Task requirements: Please copy every line of the records below that holds the word "barco".

Entries supplied:
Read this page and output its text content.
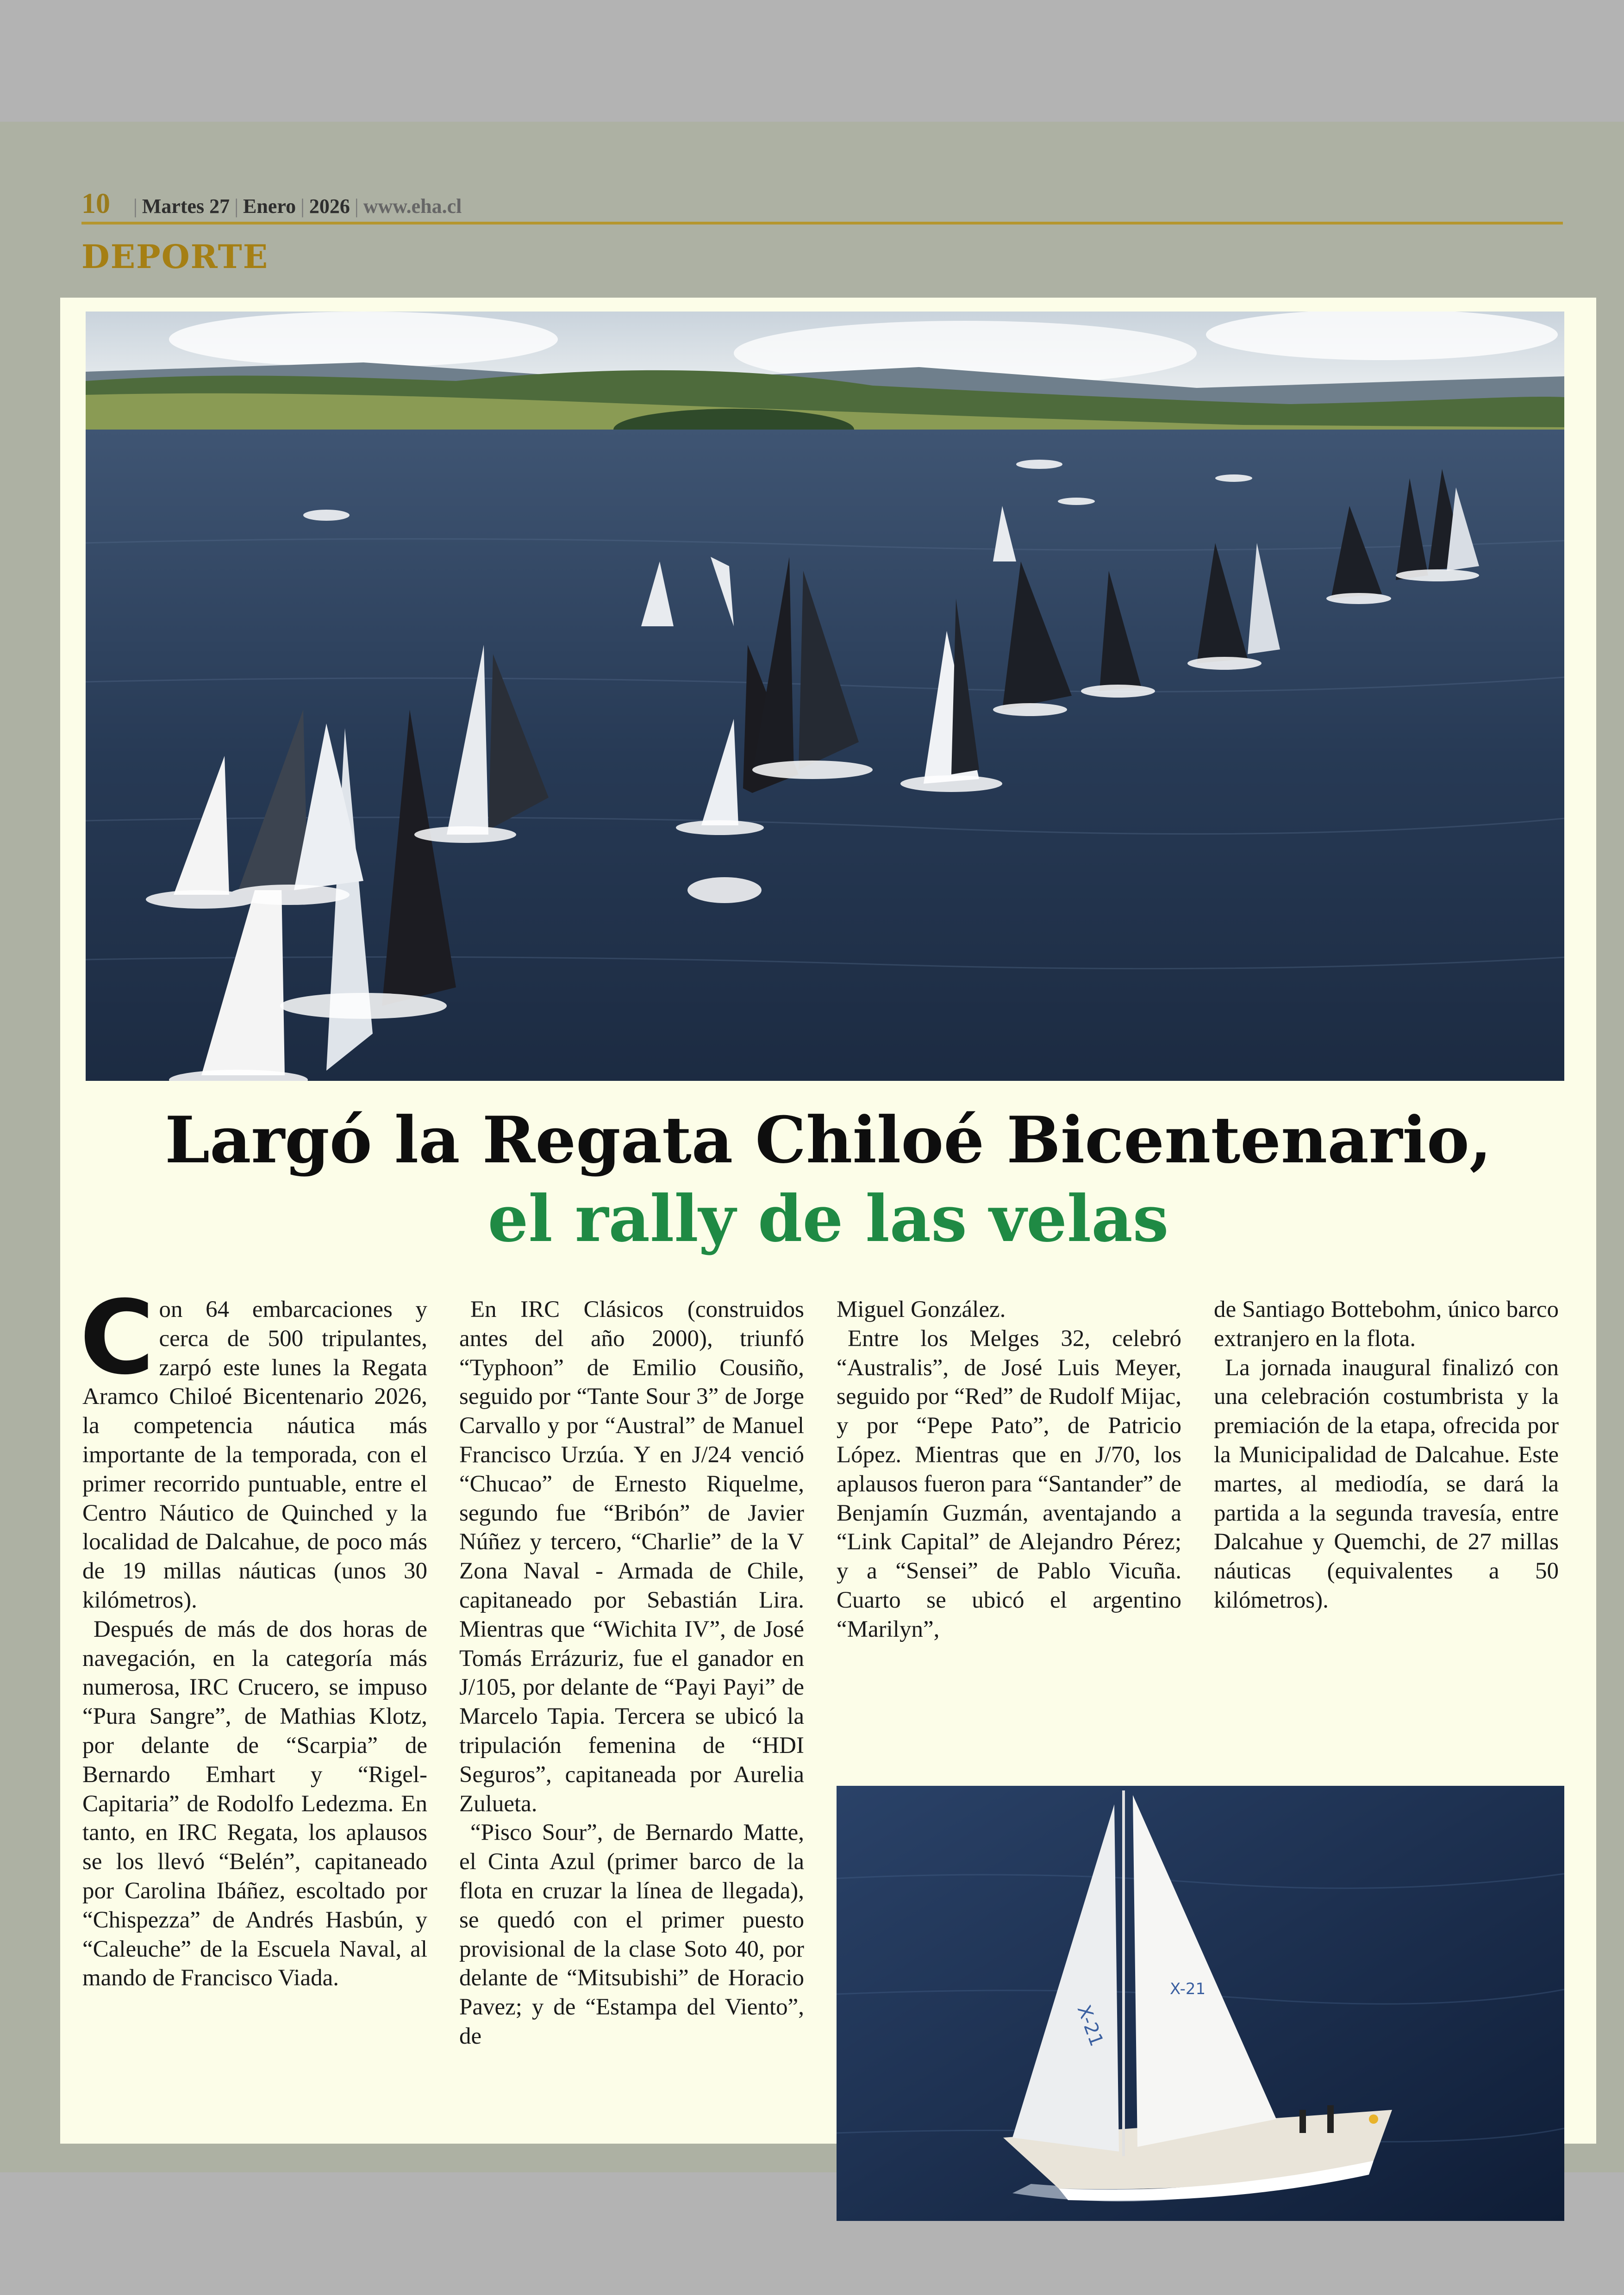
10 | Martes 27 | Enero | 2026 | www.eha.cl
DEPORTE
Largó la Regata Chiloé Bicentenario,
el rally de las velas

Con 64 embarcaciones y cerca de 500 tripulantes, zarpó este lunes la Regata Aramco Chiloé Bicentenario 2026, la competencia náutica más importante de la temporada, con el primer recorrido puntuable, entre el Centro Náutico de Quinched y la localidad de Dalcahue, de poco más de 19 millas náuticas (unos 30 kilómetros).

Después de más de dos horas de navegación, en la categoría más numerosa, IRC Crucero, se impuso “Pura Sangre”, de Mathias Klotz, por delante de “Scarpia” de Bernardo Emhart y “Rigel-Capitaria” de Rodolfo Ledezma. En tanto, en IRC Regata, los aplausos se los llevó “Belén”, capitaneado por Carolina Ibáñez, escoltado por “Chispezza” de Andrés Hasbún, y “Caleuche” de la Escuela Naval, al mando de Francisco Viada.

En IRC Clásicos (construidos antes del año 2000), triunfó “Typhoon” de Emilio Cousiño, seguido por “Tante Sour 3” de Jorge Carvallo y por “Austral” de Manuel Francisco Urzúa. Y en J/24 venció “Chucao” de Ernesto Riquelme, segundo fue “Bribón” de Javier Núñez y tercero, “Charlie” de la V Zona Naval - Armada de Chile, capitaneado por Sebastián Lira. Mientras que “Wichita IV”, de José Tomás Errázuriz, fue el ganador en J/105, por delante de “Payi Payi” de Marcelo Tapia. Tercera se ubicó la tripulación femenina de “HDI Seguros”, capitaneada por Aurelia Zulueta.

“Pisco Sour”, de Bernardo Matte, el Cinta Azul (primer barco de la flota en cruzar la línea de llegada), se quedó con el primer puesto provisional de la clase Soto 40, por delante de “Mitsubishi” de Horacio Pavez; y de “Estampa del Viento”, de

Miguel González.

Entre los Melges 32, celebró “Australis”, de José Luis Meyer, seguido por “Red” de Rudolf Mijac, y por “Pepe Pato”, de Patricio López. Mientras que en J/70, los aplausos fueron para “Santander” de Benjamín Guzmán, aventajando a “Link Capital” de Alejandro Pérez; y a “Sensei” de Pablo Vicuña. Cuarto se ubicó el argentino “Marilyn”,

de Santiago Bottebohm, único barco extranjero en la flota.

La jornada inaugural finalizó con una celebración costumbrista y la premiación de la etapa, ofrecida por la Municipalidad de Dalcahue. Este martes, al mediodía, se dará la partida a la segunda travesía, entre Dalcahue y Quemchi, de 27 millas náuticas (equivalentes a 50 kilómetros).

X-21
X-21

Answer below:
“Pisco Sour”, de Bernardo Matte, el Cinta Azul (primer barco de la flota en cruzar la línea de llegada), se quedó con el primer puesto provisional de la clase Soto 40, por delante de “Mitsubishi” de Horacio Pavez; y de “Estampa del Viento”, de
de Santiago Bottebohm, único barco extranjero en la flota.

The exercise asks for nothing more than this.